Excerpts from a figure dataset
## BEGIN
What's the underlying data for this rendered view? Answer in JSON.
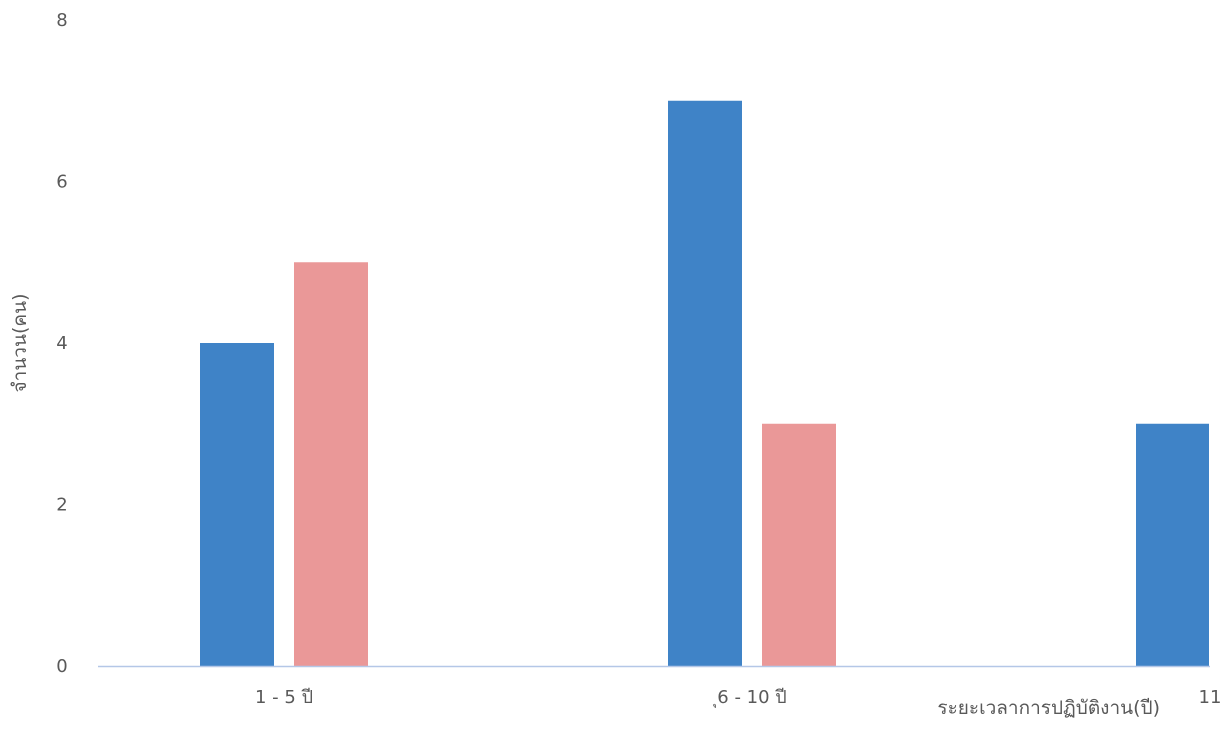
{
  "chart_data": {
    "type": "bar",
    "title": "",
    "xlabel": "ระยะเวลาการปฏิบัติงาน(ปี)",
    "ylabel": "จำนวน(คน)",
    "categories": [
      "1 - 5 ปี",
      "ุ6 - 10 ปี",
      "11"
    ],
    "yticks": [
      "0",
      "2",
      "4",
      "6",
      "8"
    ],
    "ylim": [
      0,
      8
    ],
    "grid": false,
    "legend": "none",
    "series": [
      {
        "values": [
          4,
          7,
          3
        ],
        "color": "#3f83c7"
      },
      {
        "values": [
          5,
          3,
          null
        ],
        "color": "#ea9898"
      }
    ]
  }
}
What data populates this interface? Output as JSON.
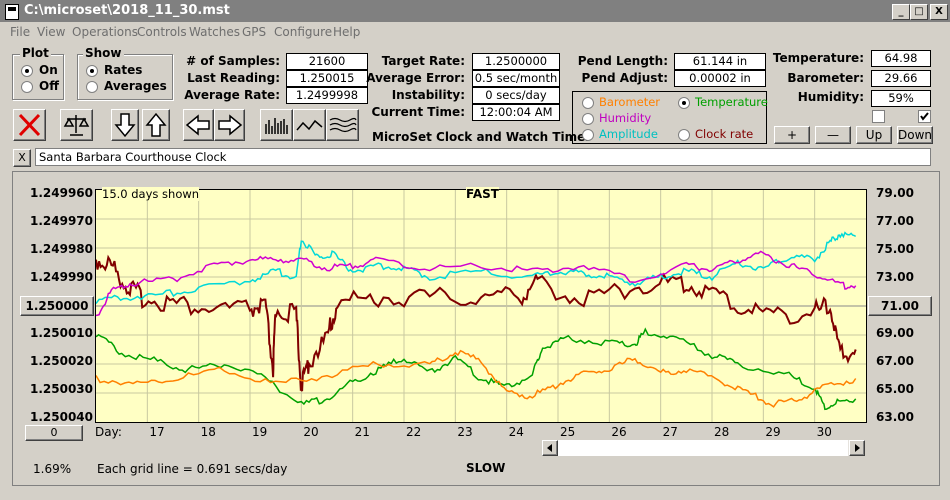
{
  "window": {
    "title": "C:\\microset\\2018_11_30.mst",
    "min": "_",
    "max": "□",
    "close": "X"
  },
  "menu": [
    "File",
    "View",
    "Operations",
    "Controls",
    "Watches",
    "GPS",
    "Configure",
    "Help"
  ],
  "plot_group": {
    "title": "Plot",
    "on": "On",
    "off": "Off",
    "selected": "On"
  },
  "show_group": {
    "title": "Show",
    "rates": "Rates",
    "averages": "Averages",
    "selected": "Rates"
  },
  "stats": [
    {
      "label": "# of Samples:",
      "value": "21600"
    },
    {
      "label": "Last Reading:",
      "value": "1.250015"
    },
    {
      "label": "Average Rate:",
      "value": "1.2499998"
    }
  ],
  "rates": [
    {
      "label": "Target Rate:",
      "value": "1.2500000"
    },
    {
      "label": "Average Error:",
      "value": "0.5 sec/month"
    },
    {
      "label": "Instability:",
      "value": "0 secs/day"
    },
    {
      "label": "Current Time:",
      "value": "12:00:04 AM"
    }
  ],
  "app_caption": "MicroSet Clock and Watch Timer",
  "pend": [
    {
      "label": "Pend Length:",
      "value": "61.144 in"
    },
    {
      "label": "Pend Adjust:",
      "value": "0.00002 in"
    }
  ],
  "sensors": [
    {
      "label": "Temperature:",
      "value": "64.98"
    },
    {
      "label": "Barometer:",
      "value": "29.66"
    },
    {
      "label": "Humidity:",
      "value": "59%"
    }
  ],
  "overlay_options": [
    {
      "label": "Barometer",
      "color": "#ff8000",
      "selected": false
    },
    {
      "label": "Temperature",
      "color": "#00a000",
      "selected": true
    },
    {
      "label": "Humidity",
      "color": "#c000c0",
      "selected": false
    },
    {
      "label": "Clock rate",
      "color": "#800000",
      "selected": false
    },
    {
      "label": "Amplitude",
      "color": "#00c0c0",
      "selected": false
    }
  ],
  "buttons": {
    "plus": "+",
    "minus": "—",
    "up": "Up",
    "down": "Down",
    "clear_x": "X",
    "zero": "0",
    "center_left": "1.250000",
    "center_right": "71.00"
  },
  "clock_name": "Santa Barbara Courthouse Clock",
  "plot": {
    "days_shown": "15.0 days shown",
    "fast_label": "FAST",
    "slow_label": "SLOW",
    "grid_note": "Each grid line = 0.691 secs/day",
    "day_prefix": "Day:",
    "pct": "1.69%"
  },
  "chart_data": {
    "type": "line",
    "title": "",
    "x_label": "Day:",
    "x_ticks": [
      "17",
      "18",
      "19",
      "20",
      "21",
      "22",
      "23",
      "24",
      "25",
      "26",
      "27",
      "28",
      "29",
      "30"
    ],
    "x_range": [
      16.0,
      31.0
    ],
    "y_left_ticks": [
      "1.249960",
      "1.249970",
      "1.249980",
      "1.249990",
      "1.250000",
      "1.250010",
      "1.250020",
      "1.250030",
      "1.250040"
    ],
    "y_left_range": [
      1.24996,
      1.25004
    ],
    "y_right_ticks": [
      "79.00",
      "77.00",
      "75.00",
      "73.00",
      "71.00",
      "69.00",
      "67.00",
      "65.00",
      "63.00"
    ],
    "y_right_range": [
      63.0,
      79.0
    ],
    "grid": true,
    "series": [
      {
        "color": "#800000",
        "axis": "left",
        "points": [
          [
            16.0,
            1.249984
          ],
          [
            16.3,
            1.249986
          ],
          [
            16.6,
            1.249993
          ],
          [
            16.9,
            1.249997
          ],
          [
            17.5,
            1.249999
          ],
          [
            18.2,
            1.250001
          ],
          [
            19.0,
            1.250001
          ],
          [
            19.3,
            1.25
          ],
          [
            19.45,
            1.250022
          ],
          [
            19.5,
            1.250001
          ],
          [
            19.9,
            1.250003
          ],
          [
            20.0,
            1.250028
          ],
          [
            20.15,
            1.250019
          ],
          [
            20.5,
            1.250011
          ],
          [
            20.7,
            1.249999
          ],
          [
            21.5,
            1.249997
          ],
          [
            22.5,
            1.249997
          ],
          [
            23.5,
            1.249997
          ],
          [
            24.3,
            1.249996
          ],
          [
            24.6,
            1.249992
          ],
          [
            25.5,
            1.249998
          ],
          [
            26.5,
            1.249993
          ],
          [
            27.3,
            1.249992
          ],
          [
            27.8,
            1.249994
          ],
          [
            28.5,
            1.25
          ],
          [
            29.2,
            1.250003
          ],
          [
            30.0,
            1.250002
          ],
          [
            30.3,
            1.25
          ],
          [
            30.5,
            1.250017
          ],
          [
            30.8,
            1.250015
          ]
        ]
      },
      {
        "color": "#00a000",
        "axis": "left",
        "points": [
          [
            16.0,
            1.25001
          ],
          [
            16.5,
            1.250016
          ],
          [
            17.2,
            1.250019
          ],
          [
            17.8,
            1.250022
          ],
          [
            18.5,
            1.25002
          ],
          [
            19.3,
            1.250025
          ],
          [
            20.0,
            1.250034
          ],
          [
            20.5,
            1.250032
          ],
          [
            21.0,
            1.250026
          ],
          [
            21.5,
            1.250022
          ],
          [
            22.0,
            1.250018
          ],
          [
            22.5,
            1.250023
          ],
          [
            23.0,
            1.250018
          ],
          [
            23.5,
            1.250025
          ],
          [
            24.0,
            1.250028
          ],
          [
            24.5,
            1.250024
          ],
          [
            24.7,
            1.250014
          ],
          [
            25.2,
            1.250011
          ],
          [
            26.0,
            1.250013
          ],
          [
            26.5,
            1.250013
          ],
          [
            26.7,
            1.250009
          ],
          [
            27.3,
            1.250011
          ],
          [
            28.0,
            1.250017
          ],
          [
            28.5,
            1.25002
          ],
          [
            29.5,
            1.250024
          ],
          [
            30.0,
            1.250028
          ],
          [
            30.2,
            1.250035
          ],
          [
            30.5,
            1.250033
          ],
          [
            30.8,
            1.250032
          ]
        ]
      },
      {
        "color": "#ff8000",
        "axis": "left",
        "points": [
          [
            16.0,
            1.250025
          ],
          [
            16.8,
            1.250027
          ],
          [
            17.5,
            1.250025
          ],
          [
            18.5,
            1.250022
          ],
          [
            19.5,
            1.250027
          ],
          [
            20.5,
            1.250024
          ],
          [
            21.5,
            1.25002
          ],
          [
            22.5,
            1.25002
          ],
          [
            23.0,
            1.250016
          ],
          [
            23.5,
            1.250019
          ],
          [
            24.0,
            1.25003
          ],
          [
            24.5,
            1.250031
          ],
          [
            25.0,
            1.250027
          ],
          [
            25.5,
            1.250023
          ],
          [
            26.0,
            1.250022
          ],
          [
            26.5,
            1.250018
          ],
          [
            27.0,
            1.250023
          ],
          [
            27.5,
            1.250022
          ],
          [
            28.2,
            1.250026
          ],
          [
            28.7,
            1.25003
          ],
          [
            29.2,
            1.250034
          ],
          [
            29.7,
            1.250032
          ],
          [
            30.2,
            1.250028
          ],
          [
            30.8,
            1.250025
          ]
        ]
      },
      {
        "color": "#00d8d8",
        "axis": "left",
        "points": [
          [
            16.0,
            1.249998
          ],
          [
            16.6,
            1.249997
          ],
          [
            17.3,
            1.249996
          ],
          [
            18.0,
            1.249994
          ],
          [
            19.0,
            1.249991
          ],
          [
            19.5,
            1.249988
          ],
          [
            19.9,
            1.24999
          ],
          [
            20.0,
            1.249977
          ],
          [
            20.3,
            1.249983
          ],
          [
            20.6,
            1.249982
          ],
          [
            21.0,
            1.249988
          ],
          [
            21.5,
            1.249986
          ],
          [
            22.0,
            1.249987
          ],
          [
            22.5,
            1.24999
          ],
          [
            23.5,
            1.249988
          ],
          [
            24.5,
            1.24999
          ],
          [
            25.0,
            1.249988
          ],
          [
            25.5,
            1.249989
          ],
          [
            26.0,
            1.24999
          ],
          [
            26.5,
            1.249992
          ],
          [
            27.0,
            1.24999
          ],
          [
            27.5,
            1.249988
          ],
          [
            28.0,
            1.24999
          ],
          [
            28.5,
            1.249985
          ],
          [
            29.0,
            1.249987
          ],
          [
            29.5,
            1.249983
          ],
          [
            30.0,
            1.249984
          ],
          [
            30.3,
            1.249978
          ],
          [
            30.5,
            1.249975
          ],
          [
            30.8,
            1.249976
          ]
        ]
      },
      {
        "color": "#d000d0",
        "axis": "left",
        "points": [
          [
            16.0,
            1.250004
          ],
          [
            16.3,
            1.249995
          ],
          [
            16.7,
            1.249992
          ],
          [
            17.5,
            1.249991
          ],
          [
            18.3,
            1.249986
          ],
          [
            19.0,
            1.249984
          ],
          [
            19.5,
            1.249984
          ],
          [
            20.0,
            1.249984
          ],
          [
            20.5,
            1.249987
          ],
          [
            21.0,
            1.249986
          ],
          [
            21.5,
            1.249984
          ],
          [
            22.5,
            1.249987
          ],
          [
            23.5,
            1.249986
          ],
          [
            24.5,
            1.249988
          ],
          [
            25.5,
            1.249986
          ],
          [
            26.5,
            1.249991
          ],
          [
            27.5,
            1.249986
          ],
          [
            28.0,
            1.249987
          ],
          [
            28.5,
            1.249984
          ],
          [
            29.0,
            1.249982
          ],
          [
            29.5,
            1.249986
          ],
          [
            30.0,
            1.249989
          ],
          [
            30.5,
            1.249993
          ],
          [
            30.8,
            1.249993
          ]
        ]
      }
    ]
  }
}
## END
## BEGIN
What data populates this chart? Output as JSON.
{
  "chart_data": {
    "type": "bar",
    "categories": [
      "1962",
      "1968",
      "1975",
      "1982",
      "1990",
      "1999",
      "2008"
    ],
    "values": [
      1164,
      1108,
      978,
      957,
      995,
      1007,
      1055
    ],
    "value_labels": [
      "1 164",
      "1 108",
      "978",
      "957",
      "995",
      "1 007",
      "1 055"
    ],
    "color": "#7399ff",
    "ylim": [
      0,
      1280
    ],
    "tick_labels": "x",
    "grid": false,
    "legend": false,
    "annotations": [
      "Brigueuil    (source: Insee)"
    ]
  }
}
## END
## BEGIN
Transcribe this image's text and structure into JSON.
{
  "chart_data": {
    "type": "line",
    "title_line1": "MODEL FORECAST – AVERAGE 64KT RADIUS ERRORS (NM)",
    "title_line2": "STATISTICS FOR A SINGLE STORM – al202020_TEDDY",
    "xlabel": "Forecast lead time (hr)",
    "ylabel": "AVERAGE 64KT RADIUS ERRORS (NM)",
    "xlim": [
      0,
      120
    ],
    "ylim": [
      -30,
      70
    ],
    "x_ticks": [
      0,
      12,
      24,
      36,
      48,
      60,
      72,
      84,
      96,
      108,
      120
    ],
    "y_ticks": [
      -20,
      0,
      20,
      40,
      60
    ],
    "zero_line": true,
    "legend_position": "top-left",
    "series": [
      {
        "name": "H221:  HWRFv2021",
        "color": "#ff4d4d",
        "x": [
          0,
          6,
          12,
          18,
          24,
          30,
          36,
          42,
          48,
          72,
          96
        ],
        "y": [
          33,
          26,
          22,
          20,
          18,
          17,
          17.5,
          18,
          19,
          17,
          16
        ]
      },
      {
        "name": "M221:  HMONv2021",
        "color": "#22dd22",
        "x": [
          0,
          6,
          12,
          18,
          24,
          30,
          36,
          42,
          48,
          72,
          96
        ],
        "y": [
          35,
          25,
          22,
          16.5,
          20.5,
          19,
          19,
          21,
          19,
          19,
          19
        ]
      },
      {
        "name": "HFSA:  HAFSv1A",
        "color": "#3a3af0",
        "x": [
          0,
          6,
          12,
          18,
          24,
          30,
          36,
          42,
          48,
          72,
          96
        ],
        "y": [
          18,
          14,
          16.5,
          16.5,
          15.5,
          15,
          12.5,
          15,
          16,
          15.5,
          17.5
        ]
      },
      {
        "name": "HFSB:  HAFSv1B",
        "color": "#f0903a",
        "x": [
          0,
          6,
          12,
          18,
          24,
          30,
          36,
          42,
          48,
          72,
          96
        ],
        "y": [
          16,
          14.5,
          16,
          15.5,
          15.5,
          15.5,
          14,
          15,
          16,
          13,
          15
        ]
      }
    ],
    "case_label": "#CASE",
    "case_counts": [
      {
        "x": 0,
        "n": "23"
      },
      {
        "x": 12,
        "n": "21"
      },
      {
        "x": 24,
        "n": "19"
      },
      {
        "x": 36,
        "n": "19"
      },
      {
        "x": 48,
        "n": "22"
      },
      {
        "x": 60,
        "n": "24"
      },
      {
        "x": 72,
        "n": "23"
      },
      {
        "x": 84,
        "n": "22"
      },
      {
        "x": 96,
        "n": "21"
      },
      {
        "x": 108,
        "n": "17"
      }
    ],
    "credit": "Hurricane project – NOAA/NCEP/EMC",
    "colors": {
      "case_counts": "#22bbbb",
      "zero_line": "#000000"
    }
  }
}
## END
What to work on: From the entries above, copy every line that holds the word "grid".

Finished exercise:
    "grid": false,
    "grid_note": "Each grid line = 0.691 secs/day",
    "grid": true,
    "grid": false,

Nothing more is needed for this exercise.